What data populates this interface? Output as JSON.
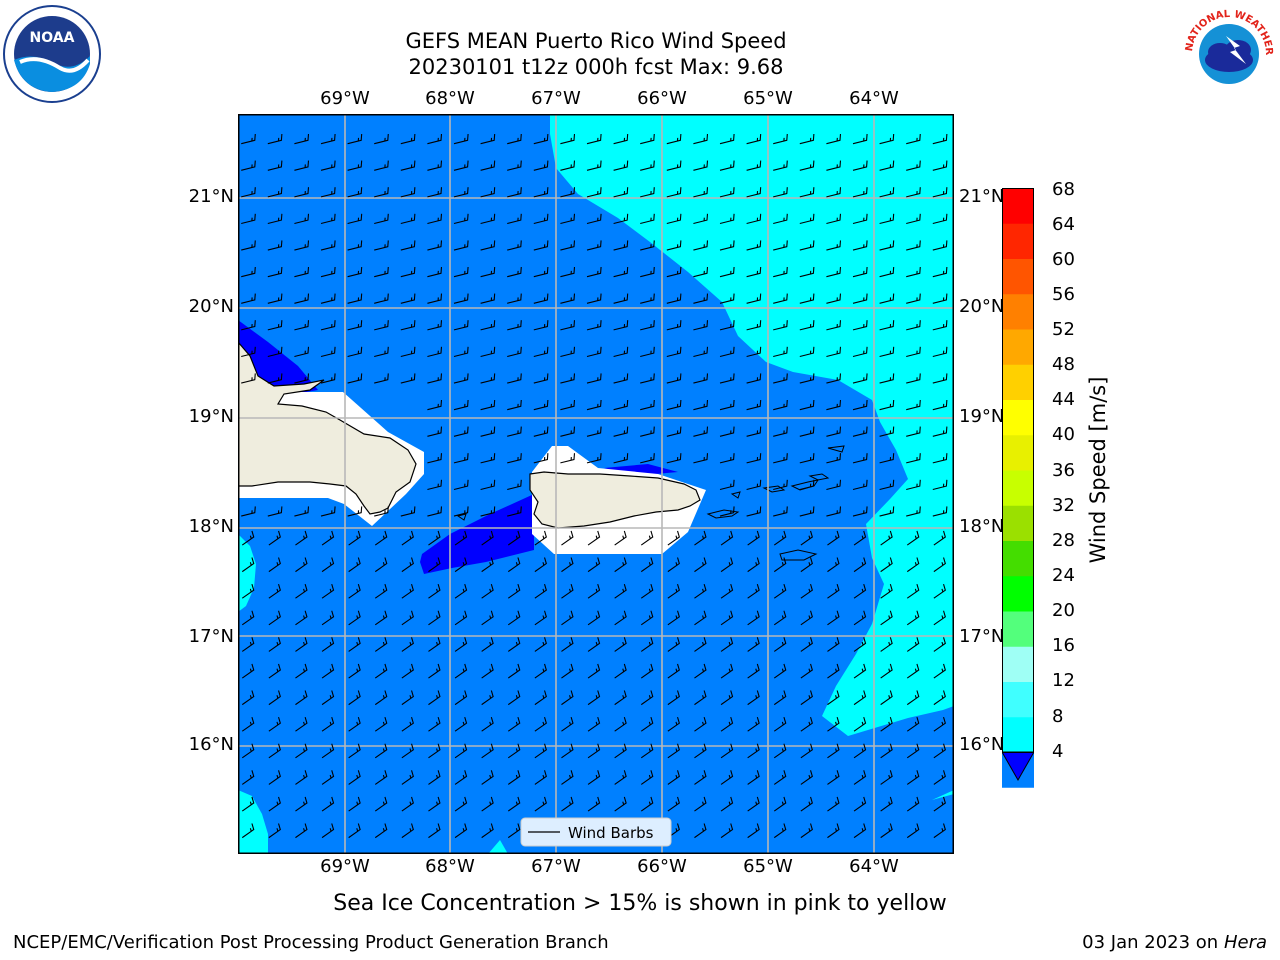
{
  "title": {
    "line1": "GEFS MEAN Puerto Rico Wind Speed",
    "line2": "20230101 t12z 000h fcst   Max: 9.68"
  },
  "longitude_labels": [
    "69°W",
    "68°W",
    "67°W",
    "66°W",
    "65°W",
    "64°W"
  ],
  "latitude_labels": [
    "21°N",
    "20°N",
    "19°N",
    "18°N",
    "17°N",
    "16°N"
  ],
  "legend": {
    "label": "Wind Barbs"
  },
  "colorbar": {
    "title": "Wind Speed [m/s]",
    "ticks": [
      "68",
      "64",
      "60",
      "56",
      "52",
      "48",
      "44",
      "40",
      "36",
      "32",
      "28",
      "24",
      "20",
      "16",
      "12",
      "8",
      "4"
    ],
    "colors": [
      "#0000ff",
      "#0080ff",
      "#00ffff",
      "#40ffff",
      "#9ffff5",
      "#53ff7c",
      "#00ff00",
      "#44dd00",
      "#9be000",
      "#c8ff00",
      "#e8f000",
      "#ffff00",
      "#ffd000",
      "#ffa800",
      "#ff8000",
      "#ff5500",
      "#ff2600",
      "#ff0000"
    ],
    "extend": "min"
  },
  "map_colors": {
    "ocean_main": "#0080ff",
    "ocean_high": "#00ffff",
    "ocean_low": "#0000ff",
    "land": "#efedde",
    "grid": "#b8b8b8"
  },
  "logos": {
    "left": "NOAA",
    "right": "NATIONAL WEATHER SERVICE"
  },
  "subtitle": "Sea Ice Concentration > 15% is shown in pink to yellow",
  "footer": {
    "left": "NCEP/EMC/Verification Post Processing Product Generation Branch",
    "right_date": "03 Jan 2023 on ",
    "right_host": "Hera"
  }
}
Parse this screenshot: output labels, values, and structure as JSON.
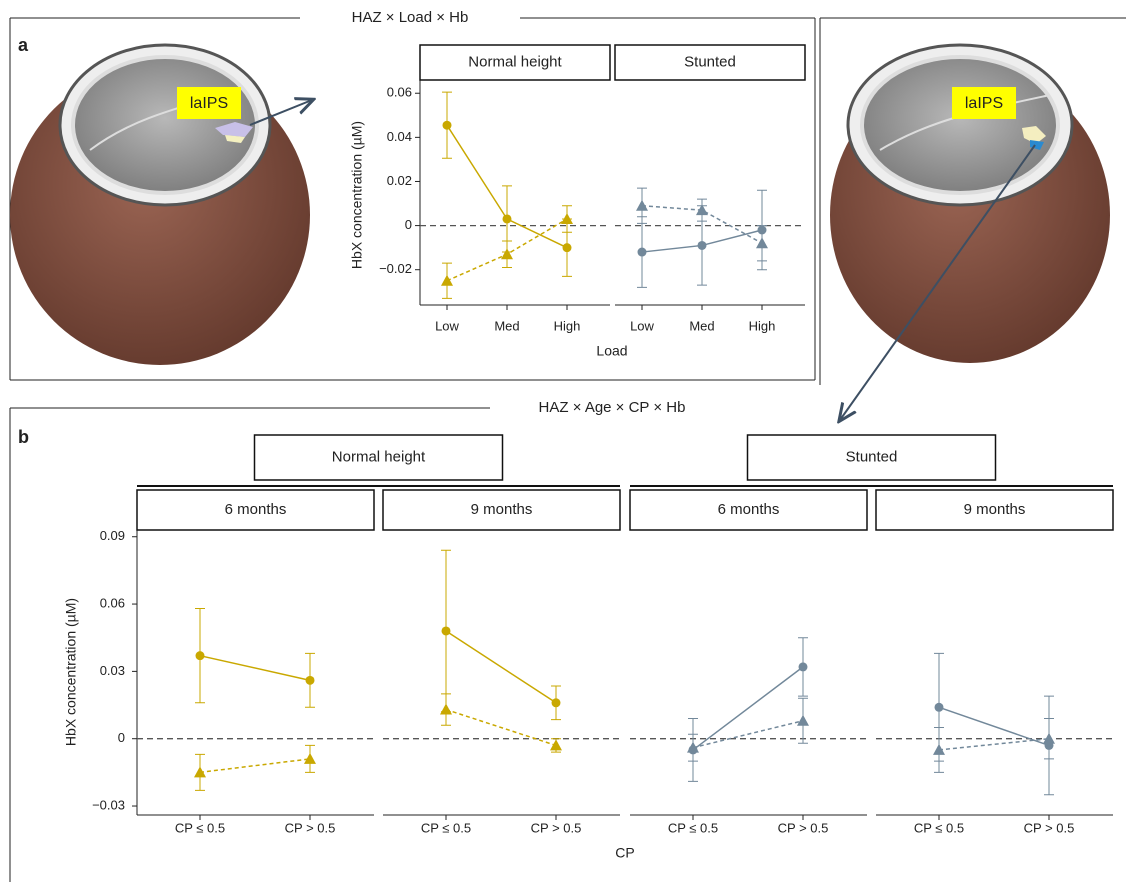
{
  "chart_data": [
    {
      "type": "line",
      "panel_label": "a",
      "title": "HAZ × Load × Hb",
      "annotations": [
        "laIPS",
        "laIPS"
      ],
      "ylabel": "HbX concentration (µM)",
      "xlabel": "Load",
      "categories": [
        "Low",
        "Med",
        "High"
      ],
      "ylim": [
        -0.036,
        0.066
      ],
      "yticks": [
        {
          "value": -0.02,
          "label": "−0.02"
        },
        0,
        0.02,
        0.04,
        0.06
      ],
      "facets": [
        {
          "strip": "Normal height",
          "series": [
            {
              "marker": "circle",
              "dash": false,
              "color": "#c9a800",
              "values": [
                0.0455,
                0.003,
                -0.01
              ],
              "errors": [
                0.015,
                0.015,
                0.013
              ]
            },
            {
              "marker": "triangle",
              "dash": true,
              "color": "#c9a800",
              "values": [
                -0.025,
                -0.013,
                0.003
              ],
              "errors": [
                0.008,
                0.006,
                0.006
              ]
            }
          ]
        },
        {
          "strip": "Stunted",
          "series": [
            {
              "marker": "circle",
              "dash": false,
              "color": "#72889a",
              "values": [
                -0.012,
                -0.009,
                -0.002
              ],
              "errors": [
                0.016,
                0.018,
                0.018
              ]
            },
            {
              "marker": "triangle",
              "dash": true,
              "color": "#72889a",
              "values": [
                0.009,
                0.007,
                -0.008
              ],
              "errors": [
                0.008,
                0.005,
                0.008
              ]
            }
          ]
        }
      ]
    },
    {
      "type": "line",
      "panel_label": "b",
      "title": "HAZ × Age × CP × Hb",
      "ylabel": "HbX concentration (µM)",
      "xlabel": "CP",
      "categories": [
        "CP ≤ 0.5",
        "CP > 0.5"
      ],
      "ylim": [
        -0.034,
        0.093
      ],
      "yticks": [
        {
          "value": -0.03,
          "label": "−0.03"
        },
        0,
        0.03,
        0.06,
        0.09
      ],
      "groups": [
        {
          "strip": "Normal height",
          "facets": [
            {
              "strip": "6 months",
              "series": [
                {
                  "marker": "circle",
                  "dash": false,
                  "color": "#c9a800",
                  "values": [
                    0.037,
                    0.026
                  ],
                  "errors": [
                    0.021,
                    0.012
                  ]
                },
                {
                  "marker": "triangle",
                  "dash": true,
                  "color": "#c9a800",
                  "values": [
                    -0.015,
                    -0.009
                  ],
                  "errors": [
                    0.008,
                    0.006
                  ]
                }
              ]
            },
            {
              "strip": "9 months",
              "series": [
                {
                  "marker": "circle",
                  "dash": false,
                  "color": "#c9a800",
                  "values": [
                    0.048,
                    0.016
                  ],
                  "errors": [
                    0.036,
                    0.0075
                  ]
                },
                {
                  "marker": "triangle",
                  "dash": true,
                  "color": "#c9a800",
                  "values": [
                    0.013,
                    -0.003
                  ],
                  "errors": [
                    0.007,
                    0.003
                  ]
                }
              ]
            }
          ]
        },
        {
          "strip": "Stunted",
          "facets": [
            {
              "strip": "6 months",
              "series": [
                {
                  "marker": "circle",
                  "dash": false,
                  "color": "#72889a",
                  "values": [
                    -0.005,
                    0.032
                  ],
                  "errors": [
                    0.014,
                    0.013
                  ]
                },
                {
                  "marker": "triangle",
                  "dash": true,
                  "color": "#72889a",
                  "values": [
                    -0.004,
                    0.008
                  ],
                  "errors": [
                    0.006,
                    0.01
                  ]
                }
              ]
            },
            {
              "strip": "9 months",
              "series": [
                {
                  "marker": "circle",
                  "dash": false,
                  "color": "#72889a",
                  "values": [
                    0.014,
                    -0.003
                  ],
                  "errors": [
                    0.024,
                    0.022
                  ]
                },
                {
                  "marker": "triangle",
                  "dash": true,
                  "color": "#72889a",
                  "values": [
                    -0.005,
                    0
                  ],
                  "errors": [
                    0.01,
                    0.009
                  ]
                }
              ]
            }
          ]
        }
      ]
    }
  ]
}
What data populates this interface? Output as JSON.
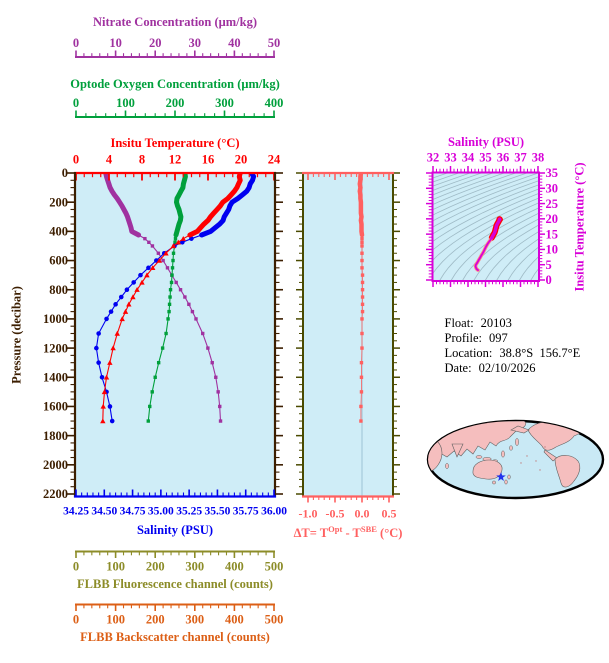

## Given task:
Above are the records. Identify each line that contains the word "Wind".

## Output below:
    "line1": "GEFS MEAN Puerto Rico Wind Speed",
    "label": "Wind Barbs"
    "title": "Wind Speed [m/s]",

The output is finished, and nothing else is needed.